### Records provided
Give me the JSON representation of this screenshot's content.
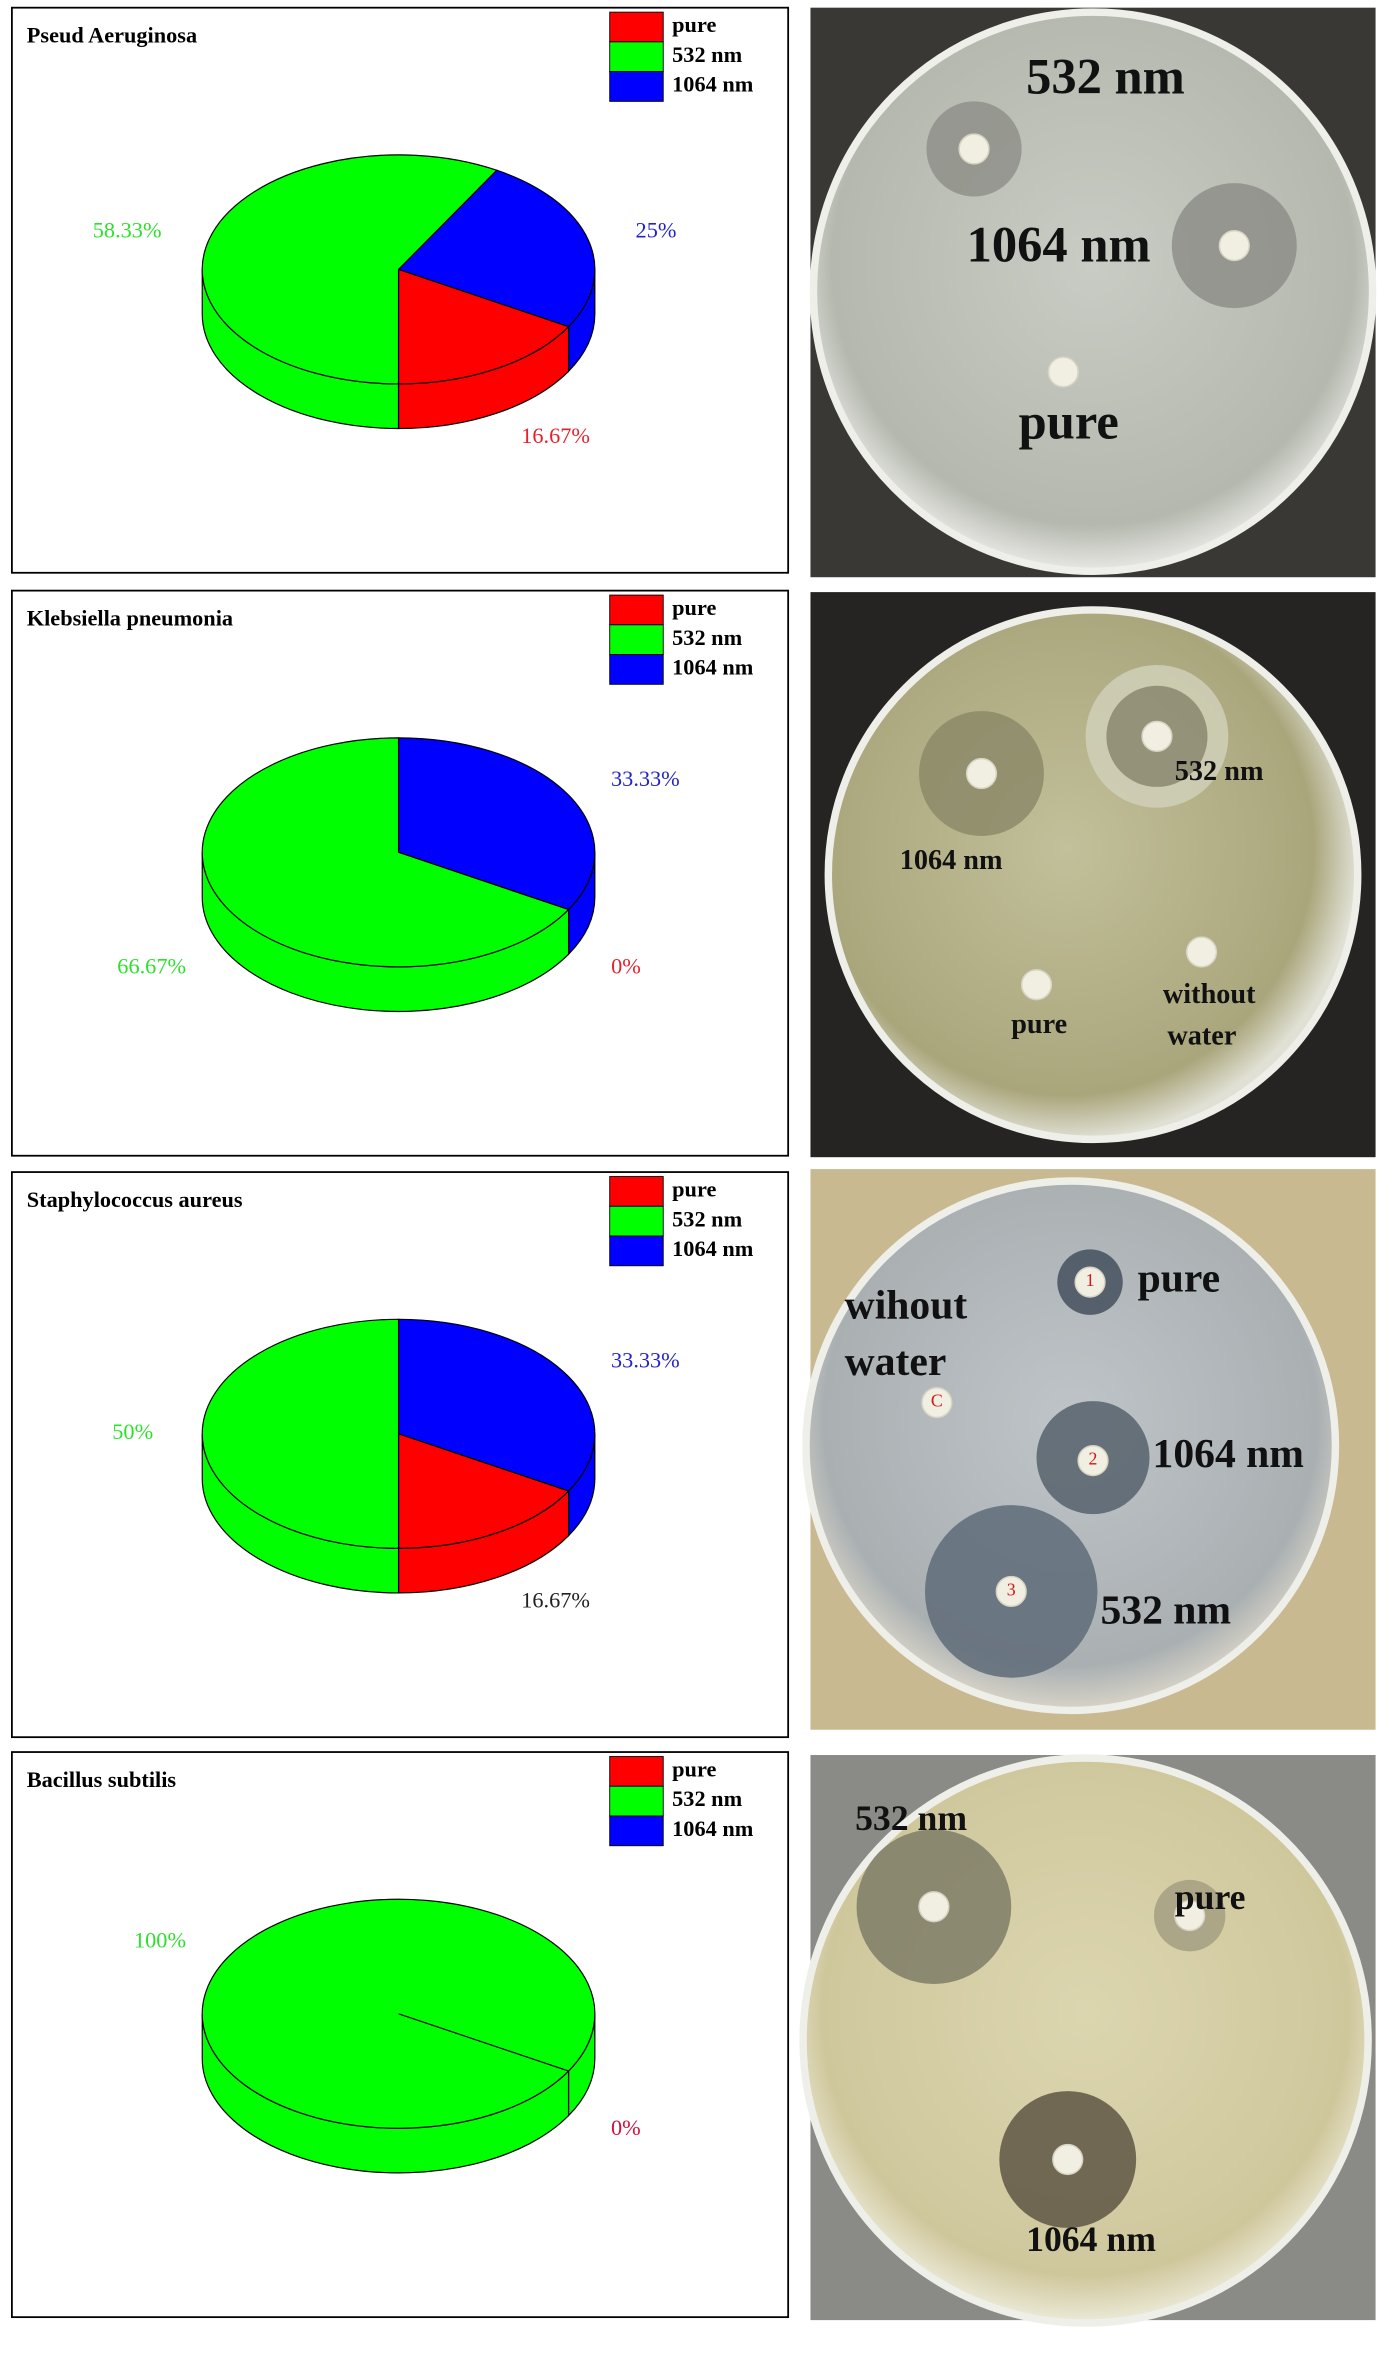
{
  "chart_data": [
    {
      "type": "pie",
      "title": "Pseud Aeruginosa",
      "categories": [
        "pure",
        "532 nm",
        "1064 nm"
      ],
      "colors": [
        "#ff0000",
        "#00ff00",
        "#0000ff"
      ],
      "values": [
        16.67,
        58.33,
        25
      ],
      "value_labels": [
        "16.67%",
        "58.33%",
        "25%"
      ],
      "label_colors": [
        "#e8202a",
        "#2ee02e",
        "#2323c8"
      ]
    },
    {
      "type": "pie",
      "title": "Klebsiella pneumonia",
      "categories": [
        "pure",
        "532 nm",
        "1064 nm"
      ],
      "colors": [
        "#ff0000",
        "#00ff00",
        "#0000ff"
      ],
      "values": [
        0,
        66.67,
        33.33
      ],
      "value_labels": [
        "0%",
        "66.67%",
        "33.33%"
      ],
      "label_colors": [
        "#e8202a",
        "#2ee02e",
        "#2323c8"
      ]
    },
    {
      "type": "pie",
      "title": "Staphylococcus aureus",
      "categories": [
        "pure",
        "532 nm",
        "1064 nm"
      ],
      "colors": [
        "#ff0000",
        "#00ff00",
        "#0000ff"
      ],
      "values": [
        16.67,
        50,
        33.33
      ],
      "value_labels": [
        "16.67%",
        "50%",
        "33.33%"
      ],
      "label_colors": [
        "#222222",
        "#2ee02e",
        "#2323c8"
      ]
    },
    {
      "type": "pie",
      "title": "Bacillus subtilis",
      "categories": [
        "pure",
        "532 nm",
        "1064 nm"
      ],
      "colors": [
        "#ff0000",
        "#00ff00",
        "#0000ff"
      ],
      "values": [
        0,
        100,
        0
      ],
      "value_labels": [
        "0%",
        "100%",
        null
      ],
      "label_colors": [
        "#d0103a",
        "#2ee02e",
        null
      ]
    }
  ],
  "photos": [
    {
      "labels": [
        "532 nm",
        "1064 nm",
        "pure"
      ]
    },
    {
      "labels": [
        "1064 nm",
        "532 nm",
        "pure",
        "without",
        "water"
      ]
    },
    {
      "labels": [
        "pure",
        "wihout",
        "water",
        "1064 nm",
        "532 nm",
        "1",
        "2",
        "3",
        "C"
      ]
    },
    {
      "labels": [
        "532 nm",
        "pure",
        "1064 nm"
      ]
    }
  ]
}
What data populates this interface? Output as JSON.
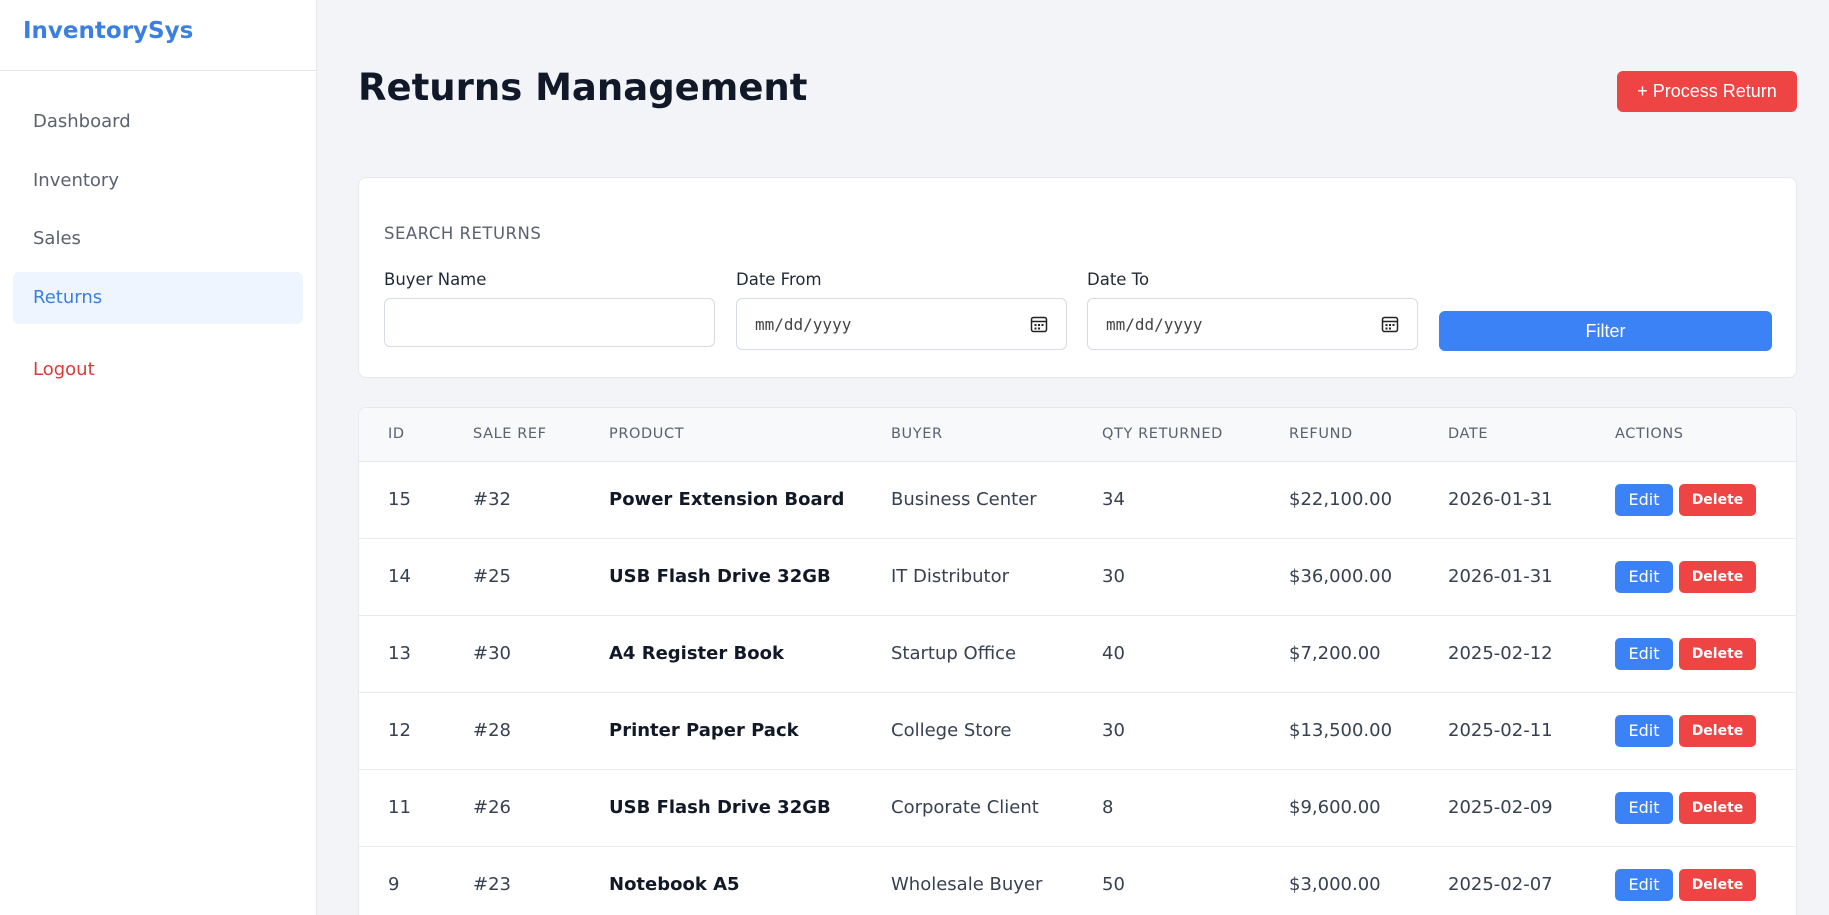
{
  "app": {
    "brand": "InventorySys"
  },
  "sidebar": {
    "items": [
      {
        "label": "Dashboard",
        "active": false
      },
      {
        "label": "Inventory",
        "active": false
      },
      {
        "label": "Sales",
        "active": false
      },
      {
        "label": "Returns",
        "active": true
      }
    ],
    "logout": "Logout"
  },
  "header": {
    "title": "Returns Management",
    "process_button": "+ Process Return"
  },
  "search": {
    "title": "SEARCH RETURNS",
    "buyer_label": "Buyer Name",
    "buyer_value": "",
    "date_from_label": "Date From",
    "date_from_placeholder": "mm/dd/yyyy",
    "date_to_label": "Date To",
    "date_to_placeholder": "mm/dd/yyyy",
    "filter_button": "Filter"
  },
  "table": {
    "columns": [
      "ID",
      "SALE REF",
      "PRODUCT",
      "BUYER",
      "QTY RETURNED",
      "REFUND",
      "DATE",
      "ACTIONS"
    ],
    "edit_label": "Edit",
    "delete_label": "Delete",
    "rows": [
      {
        "id": "15",
        "sale_ref": "#32",
        "product": "Power Extension Board",
        "buyer": "Business Center",
        "qty": "34",
        "refund": "$22,100.00",
        "date": "2026-01-31"
      },
      {
        "id": "14",
        "sale_ref": "#25",
        "product": "USB Flash Drive 32GB",
        "buyer": "IT Distributor",
        "qty": "30",
        "refund": "$36,000.00",
        "date": "2026-01-31"
      },
      {
        "id": "13",
        "sale_ref": "#30",
        "product": "A4 Register Book",
        "buyer": "Startup Office",
        "qty": "40",
        "refund": "$7,200.00",
        "date": "2025-02-12"
      },
      {
        "id": "12",
        "sale_ref": "#28",
        "product": "Printer Paper Pack",
        "buyer": "College Store",
        "qty": "30",
        "refund": "$13,500.00",
        "date": "2025-02-11"
      },
      {
        "id": "11",
        "sale_ref": "#26",
        "product": "USB Flash Drive 32GB",
        "buyer": "Corporate Client",
        "qty": "8",
        "refund": "$9,600.00",
        "date": "2025-02-09"
      },
      {
        "id": "9",
        "sale_ref": "#23",
        "product": "Notebook A5",
        "buyer": "Wholesale Buyer",
        "qty": "50",
        "refund": "$3,000.00",
        "date": "2025-02-07"
      }
    ]
  },
  "colors": {
    "accent": "#3b82f6",
    "danger": "#ef4444",
    "brand": "#3b7fe0"
  }
}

### Exercise description
Word for word, quote the lines above. Omit the pictures.

### Full solution
Give me the JSON representation of this screenshot's content.
{
  "chart_data": [
    {
      "type": "pie",
      "title": "Pseud Aeruginosa",
      "categories": [
        "pure",
        "532 nm",
        "1064 nm"
      ],
      "colors": [
        "#ff0000",
        "#00ff00",
        "#0000ff"
      ],
      "values": [
        16.67,
        58.33,
        25
      ],
      "value_labels": [
        "16.67%",
        "58.33%",
        "25%"
      ],
      "label_colors": [
        "#e8202a",
        "#2ee02e",
        "#2323c8"
      ]
    },
    {
      "type": "pie",
      "title": "Klebsiella pneumonia",
      "categories": [
        "pure",
        "532 nm",
        "1064 nm"
      ],
      "colors": [
        "#ff0000",
        "#00ff00",
        "#0000ff"
      ],
      "values": [
        0,
        66.67,
        33.33
      ],
      "value_labels": [
        "0%",
        "66.67%",
        "33.33%"
      ],
      "label_colors": [
        "#e8202a",
        "#2ee02e",
        "#2323c8"
      ]
    },
    {
      "type": "pie",
      "title": "Staphylococcus aureus",
      "categories": [
        "pure",
        "532 nm",
        "1064 nm"
      ],
      "colors": [
        "#ff0000",
        "#00ff00",
        "#0000ff"
      ],
      "values": [
        16.67,
        50,
        33.33
      ],
      "value_labels": [
        "16.67%",
        "50%",
        "33.33%"
      ],
      "label_colors": [
        "#222222",
        "#2ee02e",
        "#2323c8"
      ]
    },
    {
      "type": "pie",
      "title": "Bacillus subtilis",
      "categories": [
        "pure",
        "532 nm",
        "1064 nm"
      ],
      "colors": [
        "#ff0000",
        "#00ff00",
        "#0000ff"
      ],
      "values": [
        0,
        100,
        0
      ],
      "value_labels": [
        "0%",
        "100%",
        null
      ],
      "label_colors": [
        "#d0103a",
        "#2ee02e",
        null
      ]
    }
  ],
  "photos": [
    {
      "labels": [
        "532 nm",
        "1064 nm",
        "pure"
      ]
    },
    {
      "labels": [
        "1064 nm",
        "532 nm",
        "pure",
        "without",
        "water"
      ]
    },
    {
      "labels": [
        "pure",
        "wihout",
        "water",
        "1064 nm",
        "532 nm",
        "1",
        "2",
        "3",
        "C"
      ]
    },
    {
      "labels": [
        "532 nm",
        "pure",
        "1064 nm"
      ]
    }
  ]
}
What data populates this interface? Output as JSON.
{
  "app": {
    "brand": "InventorySys"
  },
  "sidebar": {
    "items": [
      {
        "label": "Dashboard",
        "active": false
      },
      {
        "label": "Inventory",
        "active": false
      },
      {
        "label": "Sales",
        "active": false
      },
      {
        "label": "Returns",
        "active": true
      }
    ],
    "logout": "Logout"
  },
  "header": {
    "title": "Returns Management",
    "process_button": "+ Process Return"
  },
  "search": {
    "title": "SEARCH RETURNS",
    "buyer_label": "Buyer Name",
    "buyer_value": "",
    "date_from_label": "Date From",
    "date_from_placeholder": "mm/dd/yyyy",
    "date_to_label": "Date To",
    "date_to_placeholder": "mm/dd/yyyy",
    "filter_button": "Filter"
  },
  "table": {
    "columns": [
      "ID",
      "SALE REF",
      "PRODUCT",
      "BUYER",
      "QTY RETURNED",
      "REFUND",
      "DATE",
      "ACTIONS"
    ],
    "edit_label": "Edit",
    "delete_label": "Delete",
    "rows": [
      {
        "id": "15",
        "sale_ref": "#32",
        "product": "Power Extension Board",
        "buyer": "Business Center",
        "qty": "34",
        "refund": "$22,100.00",
        "date": "2026-01-31"
      },
      {
        "id": "14",
        "sale_ref": "#25",
        "product": "USB Flash Drive 32GB",
        "buyer": "IT Distributor",
        "qty": "30",
        "refund": "$36,000.00",
        "date": "2026-01-31"
      },
      {
        "id": "13",
        "sale_ref": "#30",
        "product": "A4 Register Book",
        "buyer": "Startup Office",
        "qty": "40",
        "refund": "$7,200.00",
        "date": "2025-02-12"
      },
      {
        "id": "12",
        "sale_ref": "#28",
        "product": "Printer Paper Pack",
        "buyer": "College Store",
        "qty": "30",
        "refund": "$13,500.00",
        "date": "2025-02-11"
      },
      {
        "id": "11",
        "sale_ref": "#26",
        "product": "USB Flash Drive 32GB",
        "buyer": "Corporate Client",
        "qty": "8",
        "refund": "$9,600.00",
        "date": "2025-02-09"
      },
      {
        "id": "9",
        "sale_ref": "#23",
        "product": "Notebook A5",
        "buyer": "Wholesale Buyer",
        "qty": "50",
        "refund": "$3,000.00",
        "date": "2025-02-07"
      }
    ]
  },
  "colors": {
    "accent": "#3b82f6",
    "danger": "#ef4444",
    "brand": "#3b7fe0"
  }
}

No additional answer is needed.